+++ INFORMATION GIVEN

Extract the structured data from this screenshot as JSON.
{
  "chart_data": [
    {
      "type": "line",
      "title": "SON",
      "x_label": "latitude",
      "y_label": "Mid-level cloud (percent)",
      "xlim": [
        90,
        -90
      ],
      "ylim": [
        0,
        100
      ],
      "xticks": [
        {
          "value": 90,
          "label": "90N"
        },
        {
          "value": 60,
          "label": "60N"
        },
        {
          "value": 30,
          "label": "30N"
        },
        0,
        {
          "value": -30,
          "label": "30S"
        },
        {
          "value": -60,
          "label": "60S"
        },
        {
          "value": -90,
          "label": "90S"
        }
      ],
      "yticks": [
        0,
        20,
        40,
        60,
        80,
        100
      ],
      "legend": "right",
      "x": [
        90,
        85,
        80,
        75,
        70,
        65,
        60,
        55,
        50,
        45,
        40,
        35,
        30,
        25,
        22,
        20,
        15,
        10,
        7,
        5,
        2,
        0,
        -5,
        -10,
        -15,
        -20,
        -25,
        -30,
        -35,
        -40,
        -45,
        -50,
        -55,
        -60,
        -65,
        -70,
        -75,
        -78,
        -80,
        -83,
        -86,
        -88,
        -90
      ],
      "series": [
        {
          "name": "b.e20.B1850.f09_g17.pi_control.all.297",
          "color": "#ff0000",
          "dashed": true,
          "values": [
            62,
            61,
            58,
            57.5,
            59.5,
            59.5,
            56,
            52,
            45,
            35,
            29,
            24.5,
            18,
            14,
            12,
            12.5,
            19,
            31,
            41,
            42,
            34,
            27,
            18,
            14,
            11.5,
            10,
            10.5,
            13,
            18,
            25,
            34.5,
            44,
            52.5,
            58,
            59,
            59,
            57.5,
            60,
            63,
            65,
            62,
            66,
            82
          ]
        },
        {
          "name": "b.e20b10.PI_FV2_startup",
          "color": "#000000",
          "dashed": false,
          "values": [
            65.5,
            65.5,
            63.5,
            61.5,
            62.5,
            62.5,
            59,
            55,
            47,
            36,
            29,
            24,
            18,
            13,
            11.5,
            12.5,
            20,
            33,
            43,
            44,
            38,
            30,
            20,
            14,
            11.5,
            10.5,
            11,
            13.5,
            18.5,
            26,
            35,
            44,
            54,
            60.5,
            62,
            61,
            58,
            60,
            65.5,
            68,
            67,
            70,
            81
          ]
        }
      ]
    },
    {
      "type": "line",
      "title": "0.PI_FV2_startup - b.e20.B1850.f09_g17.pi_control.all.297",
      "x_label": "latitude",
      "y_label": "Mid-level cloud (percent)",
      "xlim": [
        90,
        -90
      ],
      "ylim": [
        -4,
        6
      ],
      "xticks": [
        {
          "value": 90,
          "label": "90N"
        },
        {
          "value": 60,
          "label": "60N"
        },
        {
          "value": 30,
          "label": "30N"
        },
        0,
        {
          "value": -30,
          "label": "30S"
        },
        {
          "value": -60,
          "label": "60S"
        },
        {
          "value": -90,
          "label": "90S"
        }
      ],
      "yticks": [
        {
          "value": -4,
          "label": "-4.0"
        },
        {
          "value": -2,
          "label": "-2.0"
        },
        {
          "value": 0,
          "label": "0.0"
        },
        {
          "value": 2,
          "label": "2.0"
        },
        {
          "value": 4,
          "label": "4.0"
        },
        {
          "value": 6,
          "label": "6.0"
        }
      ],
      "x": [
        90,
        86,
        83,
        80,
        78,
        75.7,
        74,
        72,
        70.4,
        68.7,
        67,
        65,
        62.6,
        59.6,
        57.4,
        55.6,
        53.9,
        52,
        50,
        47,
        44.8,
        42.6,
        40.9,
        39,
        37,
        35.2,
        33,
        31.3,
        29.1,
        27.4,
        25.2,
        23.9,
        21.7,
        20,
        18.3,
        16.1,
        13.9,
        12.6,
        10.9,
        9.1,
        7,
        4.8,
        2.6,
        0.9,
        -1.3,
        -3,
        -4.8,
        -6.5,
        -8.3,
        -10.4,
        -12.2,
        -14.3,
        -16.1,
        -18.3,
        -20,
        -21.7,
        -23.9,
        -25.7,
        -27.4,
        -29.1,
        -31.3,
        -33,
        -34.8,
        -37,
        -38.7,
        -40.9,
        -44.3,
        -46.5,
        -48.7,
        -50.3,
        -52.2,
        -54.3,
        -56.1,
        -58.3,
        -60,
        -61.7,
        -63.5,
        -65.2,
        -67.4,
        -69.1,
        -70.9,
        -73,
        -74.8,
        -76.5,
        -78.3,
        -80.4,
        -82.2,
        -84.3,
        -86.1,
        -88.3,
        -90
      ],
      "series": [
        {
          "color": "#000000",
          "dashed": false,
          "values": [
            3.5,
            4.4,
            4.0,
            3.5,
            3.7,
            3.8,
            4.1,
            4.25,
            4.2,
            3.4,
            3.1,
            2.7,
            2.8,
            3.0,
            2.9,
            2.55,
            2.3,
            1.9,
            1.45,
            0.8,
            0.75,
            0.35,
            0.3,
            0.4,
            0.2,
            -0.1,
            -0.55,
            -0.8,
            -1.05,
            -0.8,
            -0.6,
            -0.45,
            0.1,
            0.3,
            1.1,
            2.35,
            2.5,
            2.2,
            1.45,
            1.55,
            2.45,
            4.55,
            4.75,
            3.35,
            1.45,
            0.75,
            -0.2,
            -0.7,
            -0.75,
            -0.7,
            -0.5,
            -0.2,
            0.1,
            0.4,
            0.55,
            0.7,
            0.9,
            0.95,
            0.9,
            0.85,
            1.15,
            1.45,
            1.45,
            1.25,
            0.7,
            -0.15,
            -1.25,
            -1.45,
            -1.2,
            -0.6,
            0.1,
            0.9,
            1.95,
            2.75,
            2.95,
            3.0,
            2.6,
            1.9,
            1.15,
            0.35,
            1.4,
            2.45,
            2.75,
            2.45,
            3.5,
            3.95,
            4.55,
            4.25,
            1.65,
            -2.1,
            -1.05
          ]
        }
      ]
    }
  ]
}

++++++

* _WORK TO COMPLETE_: Write out the whole listing again. Match it word for word.

* _ANSWER IN FULL_:
Extract the structured data from this screenshot as JSON.
{
  "chart_data": [
    {
      "type": "line",
      "title": "SON",
      "x_label": "latitude",
      "y_label": "Mid-level cloud (percent)",
      "xlim": [
        90,
        -90
      ],
      "ylim": [
        0,
        100
      ],
      "xticks": [
        {
          "value": 90,
          "label": "90N"
        },
        {
          "value": 60,
          "label": "60N"
        },
        {
          "value": 30,
          "label": "30N"
        },
        0,
        {
          "value": -30,
          "label": "30S"
        },
        {
          "value": -60,
          "label": "60S"
        },
        {
          "value": -90,
          "label": "90S"
        }
      ],
      "yticks": [
        0,
        20,
        40,
        60,
        80,
        100
      ],
      "legend": "right",
      "x": [
        90,
        85,
        80,
        75,
        70,
        65,
        60,
        55,
        50,
        45,
        40,
        35,
        30,
        25,
        22,
        20,
        15,
        10,
        7,
        5,
        2,
        0,
        -5,
        -10,
        -15,
        -20,
        -25,
        -30,
        -35,
        -40,
        -45,
        -50,
        -55,
        -60,
        -65,
        -70,
        -75,
        -78,
        -80,
        -83,
        -86,
        -88,
        -90
      ],
      "series": [
        {
          "name": "b.e20.B1850.f09_g17.pi_control.all.297",
          "color": "#ff0000",
          "dashed": true,
          "values": [
            62,
            61,
            58,
            57.5,
            59.5,
            59.5,
            56,
            52,
            45,
            35,
            29,
            24.5,
            18,
            14,
            12,
            12.5,
            19,
            31,
            41,
            42,
            34,
            27,
            18,
            14,
            11.5,
            10,
            10.5,
            13,
            18,
            25,
            34.5,
            44,
            52.5,
            58,
            59,
            59,
            57.5,
            60,
            63,
            65,
            62,
            66,
            82
          ]
        },
        {
          "name": "b.e20b10.PI_FV2_startup",
          "color": "#000000",
          "dashed": false,
          "values": [
            65.5,
            65.5,
            63.5,
            61.5,
            62.5,
            62.5,
            59,
            55,
            47,
            36,
            29,
            24,
            18,
            13,
            11.5,
            12.5,
            20,
            33,
            43,
            44,
            38,
            30,
            20,
            14,
            11.5,
            10.5,
            11,
            13.5,
            18.5,
            26,
            35,
            44,
            54,
            60.5,
            62,
            61,
            58,
            60,
            65.5,
            68,
            67,
            70,
            81
          ]
        }
      ]
    },
    {
      "type": "line",
      "title": "0.PI_FV2_startup - b.e20.B1850.f09_g17.pi_control.all.297",
      "x_label": "latitude",
      "y_label": "Mid-level cloud (percent)",
      "xlim": [
        90,
        -90
      ],
      "ylim": [
        -4,
        6
      ],
      "xticks": [
        {
          "value": 90,
          "label": "90N"
        },
        {
          "value": 60,
          "label": "60N"
        },
        {
          "value": 30,
          "label": "30N"
        },
        0,
        {
          "value": -30,
          "label": "30S"
        },
        {
          "value": -60,
          "label": "60S"
        },
        {
          "value": -90,
          "label": "90S"
        }
      ],
      "yticks": [
        {
          "value": -4,
          "label": "-4.0"
        },
        {
          "value": -2,
          "label": "-2.0"
        },
        {
          "value": 0,
          "label": "0.0"
        },
        {
          "value": 2,
          "label": "2.0"
        },
        {
          "value": 4,
          "label": "4.0"
        },
        {
          "value": 6,
          "label": "6.0"
        }
      ],
      "x": [
        90,
        86,
        83,
        80,
        78,
        75.7,
        74,
        72,
        70.4,
        68.7,
        67,
        65,
        62.6,
        59.6,
        57.4,
        55.6,
        53.9,
        52,
        50,
        47,
        44.8,
        42.6,
        40.9,
        39,
        37,
        35.2,
        33,
        31.3,
        29.1,
        27.4,
        25.2,
        23.9,
        21.7,
        20,
        18.3,
        16.1,
        13.9,
        12.6,
        10.9,
        9.1,
        7,
        4.8,
        2.6,
        0.9,
        -1.3,
        -3,
        -4.8,
        -6.5,
        -8.3,
        -10.4,
        -12.2,
        -14.3,
        -16.1,
        -18.3,
        -20,
        -21.7,
        -23.9,
        -25.7,
        -27.4,
        -29.1,
        -31.3,
        -33,
        -34.8,
        -37,
        -38.7,
        -40.9,
        -44.3,
        -46.5,
        -48.7,
        -50.3,
        -52.2,
        -54.3,
        -56.1,
        -58.3,
        -60,
        -61.7,
        -63.5,
        -65.2,
        -67.4,
        -69.1,
        -70.9,
        -73,
        -74.8,
        -76.5,
        -78.3,
        -80.4,
        -82.2,
        -84.3,
        -86.1,
        -88.3,
        -90
      ],
      "series": [
        {
          "color": "#000000",
          "dashed": false,
          "values": [
            3.5,
            4.4,
            4.0,
            3.5,
            3.7,
            3.8,
            4.1,
            4.25,
            4.2,
            3.4,
            3.1,
            2.7,
            2.8,
            3.0,
            2.9,
            2.55,
            2.3,
            1.9,
            1.45,
            0.8,
            0.75,
            0.35,
            0.3,
            0.4,
            0.2,
            -0.1,
            -0.55,
            -0.8,
            -1.05,
            -0.8,
            -0.6,
            -0.45,
            0.1,
            0.3,
            1.1,
            2.35,
            2.5,
            2.2,
            1.45,
            1.55,
            2.45,
            4.55,
            4.75,
            3.35,
            1.45,
            0.75,
            -0.2,
            -0.7,
            -0.75,
            -0.7,
            -0.5,
            -0.2,
            0.1,
            0.4,
            0.55,
            0.7,
            0.9,
            0.95,
            0.9,
            0.85,
            1.15,
            1.45,
            1.45,
            1.25,
            0.7,
            -0.15,
            -1.25,
            -1.45,
            -1.2,
            -0.6,
            0.1,
            0.9,
            1.95,
            2.75,
            2.95,
            3.0,
            2.6,
            1.9,
            1.15,
            0.35,
            1.4,
            2.45,
            2.75,
            2.45,
            3.5,
            3.95,
            4.55,
            4.25,
            1.65,
            -2.1,
            -1.05
          ]
        }
      ]
    }
  ]
}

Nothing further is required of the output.